### [Work instruction]
Please reproduce the entries in full. Keep every character the same.

### [Provided data]
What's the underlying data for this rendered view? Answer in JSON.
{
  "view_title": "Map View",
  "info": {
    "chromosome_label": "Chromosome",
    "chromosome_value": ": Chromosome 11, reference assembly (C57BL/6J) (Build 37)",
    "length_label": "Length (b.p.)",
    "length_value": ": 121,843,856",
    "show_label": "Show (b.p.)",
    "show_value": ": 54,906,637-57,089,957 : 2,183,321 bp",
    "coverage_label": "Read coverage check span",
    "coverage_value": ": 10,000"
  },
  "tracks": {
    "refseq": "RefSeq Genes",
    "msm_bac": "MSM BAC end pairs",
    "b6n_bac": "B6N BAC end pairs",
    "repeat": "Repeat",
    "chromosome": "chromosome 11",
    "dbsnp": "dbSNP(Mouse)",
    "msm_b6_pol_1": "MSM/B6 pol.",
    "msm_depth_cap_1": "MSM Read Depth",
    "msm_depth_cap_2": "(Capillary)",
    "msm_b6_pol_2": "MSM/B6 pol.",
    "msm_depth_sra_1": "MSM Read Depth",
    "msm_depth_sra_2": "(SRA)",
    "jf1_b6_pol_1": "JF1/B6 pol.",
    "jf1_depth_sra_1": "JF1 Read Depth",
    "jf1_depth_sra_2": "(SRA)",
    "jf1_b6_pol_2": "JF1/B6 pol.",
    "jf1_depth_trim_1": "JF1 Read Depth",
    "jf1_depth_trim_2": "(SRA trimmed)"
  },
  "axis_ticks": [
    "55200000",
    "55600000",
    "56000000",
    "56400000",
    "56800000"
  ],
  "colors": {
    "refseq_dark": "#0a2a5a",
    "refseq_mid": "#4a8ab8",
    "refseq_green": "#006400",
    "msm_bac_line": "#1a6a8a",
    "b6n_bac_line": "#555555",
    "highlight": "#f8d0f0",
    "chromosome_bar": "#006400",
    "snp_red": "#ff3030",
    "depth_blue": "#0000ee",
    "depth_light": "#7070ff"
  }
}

### [Task response]
What's the underlying data for this rendered view? Answer in JSON.
{
  "view_title": "Map View",
  "info": {
    "chromosome_label": "Chromosome",
    "chromosome_value": ": Chromosome 11, reference assembly (C57BL/6J) (Build 37)",
    "length_label": "Length (b.p.)",
    "length_value": ": 121,843,856",
    "show_label": "Show (b.p.)",
    "show_value": ": 54,906,637-57,089,957 : 2,183,321 bp",
    "coverage_label": "Read coverage check span",
    "coverage_value": ": 10,000"
  },
  "tracks": {
    "refseq": "RefSeq Genes",
    "msm_bac": "MSM BAC end pairs",
    "b6n_bac": "B6N BAC end pairs",
    "repeat": "Repeat",
    "chromosome": "chromosome 11",
    "dbsnp": "dbSNP(Mouse)",
    "msm_b6_pol_1": "MSM/B6 pol.",
    "msm_depth_cap_1": "MSM Read Depth",
    "msm_depth_cap_2": "(Capillary)",
    "msm_b6_pol_2": "MSM/B6 pol.",
    "msm_depth_sra_1": "MSM Read Depth",
    "msm_depth_sra_2": "(SRA)",
    "jf1_b6_pol_1": "JF1/B6 pol.",
    "jf1_depth_sra_1": "JF1 Read Depth",
    "jf1_depth_sra_2": "(SRA)",
    "jf1_b6_pol_2": "JF1/B6 pol.",
    "jf1_depth_trim_1": "JF1 Read Depth",
    "jf1_depth_trim_2": "(SRA trimmed)"
  },
  "axis_ticks": [
    "55200000",
    "55600000",
    "56000000",
    "56400000",
    "56800000"
  ],
  "colors": {
    "refseq_dark": "#0a2a5a",
    "refseq_mid": "#4a8ab8",
    "refseq_green": "#006400",
    "msm_bac_line": "#1a6a8a",
    "b6n_bac_line": "#555555",
    "highlight": "#f8d0f0",
    "chromosome_bar": "#006400",
    "snp_red": "#ff3030",
    "depth_blue": "#0000ee",
    "depth_light": "#7070ff"
  }
}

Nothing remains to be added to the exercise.